Stored entries
++++++++

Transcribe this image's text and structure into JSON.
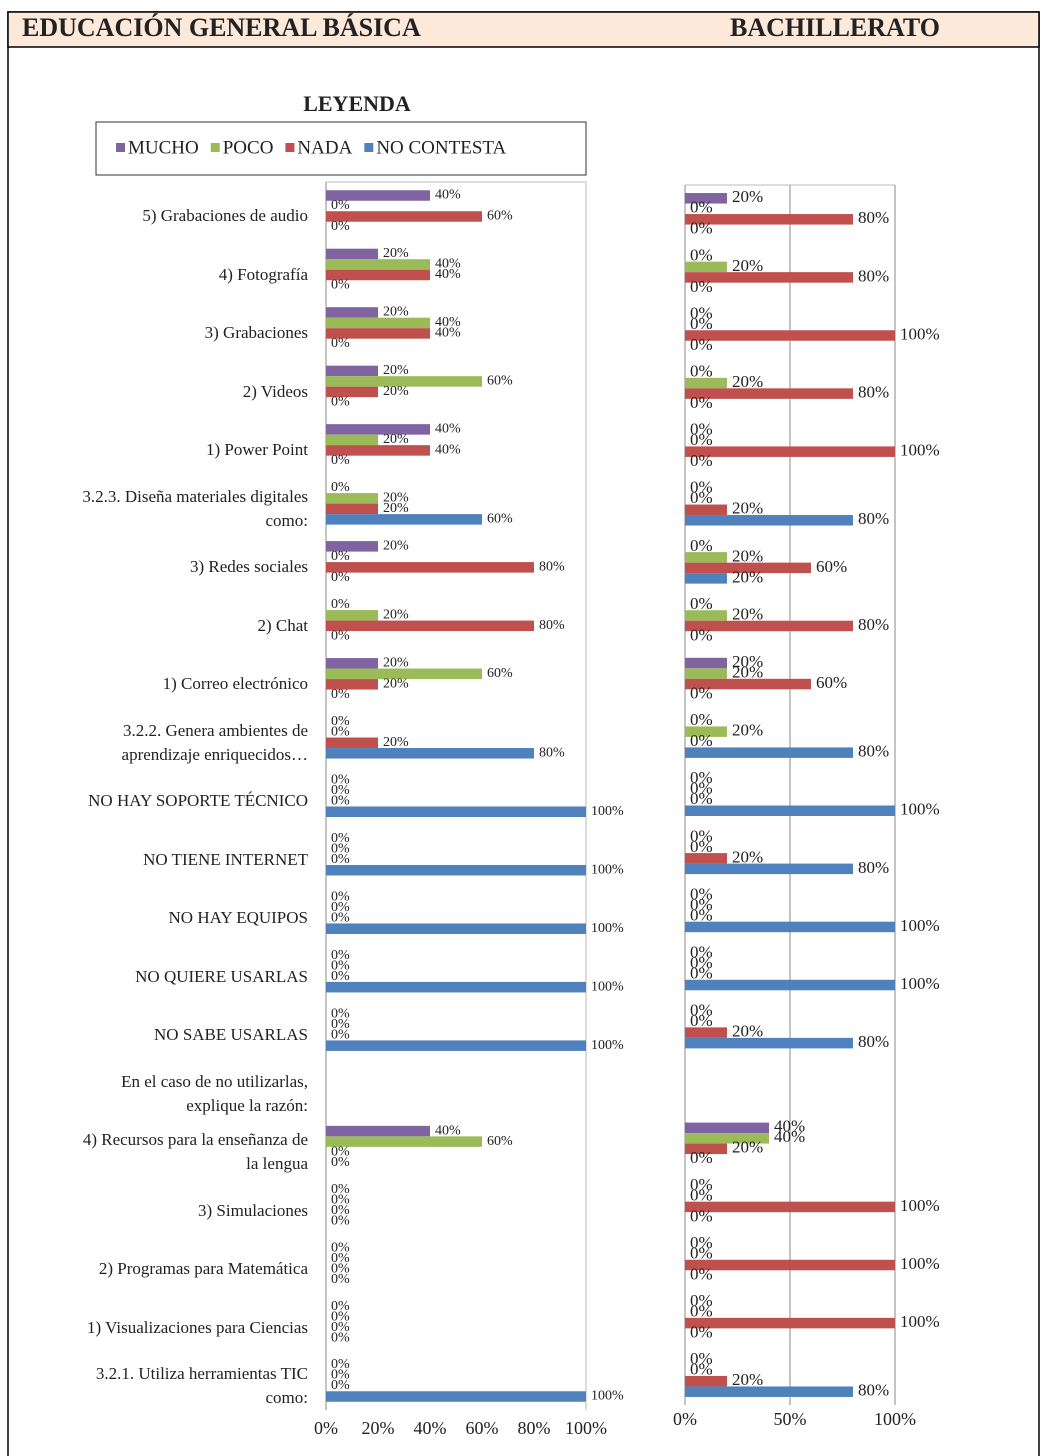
{
  "header": {
    "left": "EDUCACIÓN GENERAL BÁSICA",
    "right": "BACHILLERATO"
  },
  "chart_data": [
    {
      "type": "bar",
      "horizontal": true,
      "legend_title": "LEYENDA",
      "categories": [
        "5) Grabaciones de audio",
        "4) Fotografía",
        "3) Grabaciones",
        "2) Videos",
        "1) Power Point",
        "3.2.3. Diseña materiales digitales como:",
        "3) Redes sociales",
        "2) Chat",
        "1) Correo electrónico",
        "3.2.2. Genera ambientes de aprendizaje enriquecidos…",
        "NO HAY SOPORTE TÉCNICO",
        "NO TIENE INTERNET",
        "NO HAY EQUIPOS",
        "NO QUIERE USARLAS",
        "NO SABE USARLAS",
        "En el caso de no utilizarlas, explique la razón:",
        "4) Recursos para la enseñanza de la lengua",
        "3) Simulaciones",
        "2) Programas para Matemática",
        "1) Visualizaciones para Ciencias",
        "3.2.1. Utiliza herramientas TIC como:"
      ],
      "series": [
        {
          "name": "MUCHO",
          "color": "#8064a2",
          "values": [
            40,
            20,
            20,
            20,
            40,
            0,
            20,
            0,
            20,
            0,
            0,
            0,
            0,
            0,
            0,
            null,
            40,
            0,
            0,
            0,
            0
          ],
          "value_labels": [
            "40%",
            "20%",
            "20%",
            "20%",
            "40%",
            "0%",
            "20%",
            "0%",
            "20%",
            "0%",
            "0%",
            "0%",
            "0%",
            "0%",
            "0%",
            null,
            "40%",
            "0%",
            "0%",
            "0%",
            "0%"
          ]
        },
        {
          "name": "POCO",
          "color": "#9bbb59",
          "values": [
            0,
            40,
            40,
            60,
            20,
            20,
            0,
            20,
            60,
            0,
            0,
            0,
            0,
            0,
            0,
            null,
            60,
            0,
            0,
            0,
            0
          ],
          "value_labels": [
            "0%",
            "40%",
            "40%",
            "60%",
            "20%",
            "20%",
            "0%",
            "20%",
            "60%",
            "0%",
            "0%",
            "0%",
            "0%",
            "0%",
            "0%",
            null,
            "60%",
            "0%",
            "0%",
            "0%",
            "0%"
          ]
        },
        {
          "name": "NADA",
          "color": "#c0504d",
          "values": [
            60,
            40,
            40,
            20,
            40,
            20,
            80,
            80,
            20,
            20,
            0,
            0,
            0,
            0,
            0,
            null,
            0,
            0,
            0,
            0,
            0
          ],
          "value_labels": [
            "60%",
            "40%",
            "40%",
            "20%",
            "40%",
            "20%",
            "80%",
            "80%",
            "20%",
            "20%",
            "0%",
            "0%",
            "0%",
            "0%",
            "0%",
            null,
            "0%",
            "0%",
            "0%",
            "0%",
            "0%"
          ]
        },
        {
          "name": "NO CONTESTA",
          "color": "#4f81bd",
          "values": [
            0,
            0,
            0,
            0,
            0,
            60,
            0,
            0,
            0,
            80,
            100,
            100,
            100,
            100,
            100,
            null,
            0,
            0,
            0,
            0,
            100
          ],
          "value_labels": [
            "0%",
            "0%",
            "0%",
            "0%",
            "0%",
            "60%",
            "0%",
            "0%",
            "0%",
            "80%",
            "100%",
            "100%",
            "100%",
            "100%",
            "100%",
            null,
            "0%",
            "0%",
            "0%",
            "0%",
            "100%"
          ]
        }
      ],
      "xlim": [
        0,
        100
      ],
      "xticks": [
        {
          "value": 0,
          "label": "0%"
        },
        {
          "value": 20,
          "label": "20%"
        },
        {
          "value": 40,
          "label": "40%"
        },
        {
          "value": 60,
          "label": "60%"
        },
        {
          "value": 80,
          "label": "80%"
        },
        {
          "value": 100,
          "label": "100%"
        }
      ],
      "grid": false
    },
    {
      "type": "bar",
      "horizontal": true,
      "series": [
        {
          "color": "#8064a2",
          "values": [
            20,
            0,
            0,
            0,
            0,
            0,
            0,
            0,
            20,
            0,
            0,
            0,
            0,
            0,
            0,
            null,
            40,
            0,
            0,
            0,
            0
          ],
          "value_labels": [
            "20%",
            "0%",
            "0%",
            "0%",
            "0%",
            "0%",
            "0%",
            "0%",
            "20%",
            "0%",
            "0%",
            "0%",
            "0%",
            "0%",
            "0%",
            null,
            "40%",
            "0%",
            "0%",
            "0%",
            "0%"
          ]
        },
        {
          "color": "#9bbb59",
          "values": [
            0,
            20,
            0,
            20,
            0,
            0,
            20,
            20,
            20,
            20,
            0,
            0,
            0,
            0,
            0,
            null,
            40,
            0,
            0,
            0,
            0
          ],
          "value_labels": [
            "0%",
            "20%",
            "0%",
            "20%",
            "0%",
            "0%",
            "20%",
            "20%",
            "20%",
            "20%",
            "0%",
            "0%",
            "0%",
            "0%",
            "0%",
            null,
            "40%",
            "0%",
            "0%",
            "0%",
            "0%"
          ]
        },
        {
          "color": "#c0504d",
          "values": [
            80,
            80,
            100,
            80,
            100,
            20,
            60,
            80,
            60,
            0,
            0,
            20,
            0,
            0,
            20,
            null,
            20,
            100,
            100,
            100,
            20
          ],
          "value_labels": [
            "80%",
            "80%",
            "100%",
            "80%",
            "100%",
            "20%",
            "60%",
            "80%",
            "60%",
            "0%",
            "0%",
            "20%",
            "0%",
            "0%",
            "20%",
            null,
            "20%",
            "100%",
            "100%",
            "100%",
            "20%"
          ]
        },
        {
          "color": "#4f81bd",
          "values": [
            0,
            0,
            0,
            0,
            0,
            80,
            20,
            0,
            0,
            80,
            100,
            80,
            100,
            100,
            80,
            null,
            0,
            0,
            0,
            0,
            80
          ],
          "value_labels": [
            "0%",
            "0%",
            "0%",
            "0%",
            "0%",
            "80%",
            "20%",
            "0%",
            "0%",
            "80%",
            "100%",
            "80%",
            "100%",
            "100%",
            "80%",
            null,
            "0%",
            "0%",
            "0%",
            "0%",
            "80%"
          ]
        }
      ],
      "xlim": [
        0,
        100
      ],
      "xticks": [
        {
          "value": 0,
          "label": "0%"
        },
        {
          "value": 50,
          "label": "50%"
        },
        {
          "value": 100,
          "label": "100%"
        }
      ],
      "grid": true
    }
  ]
}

++++++++

§ Task description: Go through the records and gather the lines that hold "como".

§ Correct result:
        "3.2.3. Diseña materiales digitales como:",
        "3.2.1. Utiliza herramientas TIC como:"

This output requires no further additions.